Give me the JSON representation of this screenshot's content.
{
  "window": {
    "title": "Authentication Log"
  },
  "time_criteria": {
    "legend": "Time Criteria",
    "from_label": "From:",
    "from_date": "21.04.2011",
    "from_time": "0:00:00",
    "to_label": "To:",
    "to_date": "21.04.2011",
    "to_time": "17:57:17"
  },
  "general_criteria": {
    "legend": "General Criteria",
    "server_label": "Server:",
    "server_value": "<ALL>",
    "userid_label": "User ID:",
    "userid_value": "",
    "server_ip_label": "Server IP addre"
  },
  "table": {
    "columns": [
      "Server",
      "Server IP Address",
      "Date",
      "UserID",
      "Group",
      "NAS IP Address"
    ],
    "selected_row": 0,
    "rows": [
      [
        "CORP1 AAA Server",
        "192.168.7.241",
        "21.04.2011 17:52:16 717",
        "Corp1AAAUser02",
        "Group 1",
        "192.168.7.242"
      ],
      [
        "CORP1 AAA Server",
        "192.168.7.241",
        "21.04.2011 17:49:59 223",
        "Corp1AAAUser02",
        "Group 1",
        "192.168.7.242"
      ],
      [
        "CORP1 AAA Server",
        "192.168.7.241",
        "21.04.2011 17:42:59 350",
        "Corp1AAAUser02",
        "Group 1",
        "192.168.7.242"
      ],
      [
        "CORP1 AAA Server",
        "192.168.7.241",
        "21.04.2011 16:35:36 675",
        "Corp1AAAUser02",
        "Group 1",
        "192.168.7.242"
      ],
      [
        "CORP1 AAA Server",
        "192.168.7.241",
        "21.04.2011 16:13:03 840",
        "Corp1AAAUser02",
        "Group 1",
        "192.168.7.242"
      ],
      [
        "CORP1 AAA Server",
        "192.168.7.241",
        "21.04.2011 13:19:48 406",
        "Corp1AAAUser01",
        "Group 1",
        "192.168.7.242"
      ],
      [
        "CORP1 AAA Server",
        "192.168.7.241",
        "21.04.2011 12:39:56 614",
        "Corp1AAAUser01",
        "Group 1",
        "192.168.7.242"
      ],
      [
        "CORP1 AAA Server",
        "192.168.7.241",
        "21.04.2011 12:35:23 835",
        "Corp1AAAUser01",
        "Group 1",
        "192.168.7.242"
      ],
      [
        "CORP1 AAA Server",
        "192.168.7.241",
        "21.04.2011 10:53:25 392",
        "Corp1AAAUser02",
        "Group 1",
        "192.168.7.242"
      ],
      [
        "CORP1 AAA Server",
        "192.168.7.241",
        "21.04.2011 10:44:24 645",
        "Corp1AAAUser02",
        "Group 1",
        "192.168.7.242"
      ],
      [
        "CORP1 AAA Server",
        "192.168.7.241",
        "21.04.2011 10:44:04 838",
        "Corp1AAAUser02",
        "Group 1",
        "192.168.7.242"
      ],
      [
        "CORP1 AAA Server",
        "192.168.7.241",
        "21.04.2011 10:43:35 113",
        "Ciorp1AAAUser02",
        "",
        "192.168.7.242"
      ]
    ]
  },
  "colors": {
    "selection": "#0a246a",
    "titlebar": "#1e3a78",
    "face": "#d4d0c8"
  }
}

PROBLEM DETAILS - Above are the records; retype them all without a single difference.

OUTPUT OF THE EXERCISE -
Give me the JSON representation of this screenshot's content.
{
  "window": {
    "title": "Authentication Log"
  },
  "time_criteria": {
    "legend": "Time Criteria",
    "from_label": "From:",
    "from_date": "21.04.2011",
    "from_time": "0:00:00",
    "to_label": "To:",
    "to_date": "21.04.2011",
    "to_time": "17:57:17"
  },
  "general_criteria": {
    "legend": "General Criteria",
    "server_label": "Server:",
    "server_value": "<ALL>",
    "userid_label": "User ID:",
    "userid_value": "",
    "server_ip_label": "Server IP addre"
  },
  "table": {
    "columns": [
      "Server",
      "Server IP Address",
      "Date",
      "UserID",
      "Group",
      "NAS IP Address"
    ],
    "selected_row": 0,
    "rows": [
      [
        "CORP1 AAA Server",
        "192.168.7.241",
        "21.04.2011 17:52:16 717",
        "Corp1AAAUser02",
        "Group 1",
        "192.168.7.242"
      ],
      [
        "CORP1 AAA Server",
        "192.168.7.241",
        "21.04.2011 17:49:59 223",
        "Corp1AAAUser02",
        "Group 1",
        "192.168.7.242"
      ],
      [
        "CORP1 AAA Server",
        "192.168.7.241",
        "21.04.2011 17:42:59 350",
        "Corp1AAAUser02",
        "Group 1",
        "192.168.7.242"
      ],
      [
        "CORP1 AAA Server",
        "192.168.7.241",
        "21.04.2011 16:35:36 675",
        "Corp1AAAUser02",
        "Group 1",
        "192.168.7.242"
      ],
      [
        "CORP1 AAA Server",
        "192.168.7.241",
        "21.04.2011 16:13:03 840",
        "Corp1AAAUser02",
        "Group 1",
        "192.168.7.242"
      ],
      [
        "CORP1 AAA Server",
        "192.168.7.241",
        "21.04.2011 13:19:48 406",
        "Corp1AAAUser01",
        "Group 1",
        "192.168.7.242"
      ],
      [
        "CORP1 AAA Server",
        "192.168.7.241",
        "21.04.2011 12:39:56 614",
        "Corp1AAAUser01",
        "Group 1",
        "192.168.7.242"
      ],
      [
        "CORP1 AAA Server",
        "192.168.7.241",
        "21.04.2011 12:35:23 835",
        "Corp1AAAUser01",
        "Group 1",
        "192.168.7.242"
      ],
      [
        "CORP1 AAA Server",
        "192.168.7.241",
        "21.04.2011 10:53:25 392",
        "Corp1AAAUser02",
        "Group 1",
        "192.168.7.242"
      ],
      [
        "CORP1 AAA Server",
        "192.168.7.241",
        "21.04.2011 10:44:24 645",
        "Corp1AAAUser02",
        "Group 1",
        "192.168.7.242"
      ],
      [
        "CORP1 AAA Server",
        "192.168.7.241",
        "21.04.2011 10:44:04 838",
        "Corp1AAAUser02",
        "Group 1",
        "192.168.7.242"
      ],
      [
        "CORP1 AAA Server",
        "192.168.7.241",
        "21.04.2011 10:43:35 113",
        "Ciorp1AAAUser02",
        "",
        "192.168.7.242"
      ]
    ]
  },
  "colors": {
    "selection": "#0a246a",
    "titlebar": "#1e3a78",
    "face": "#d4d0c8"
  }
}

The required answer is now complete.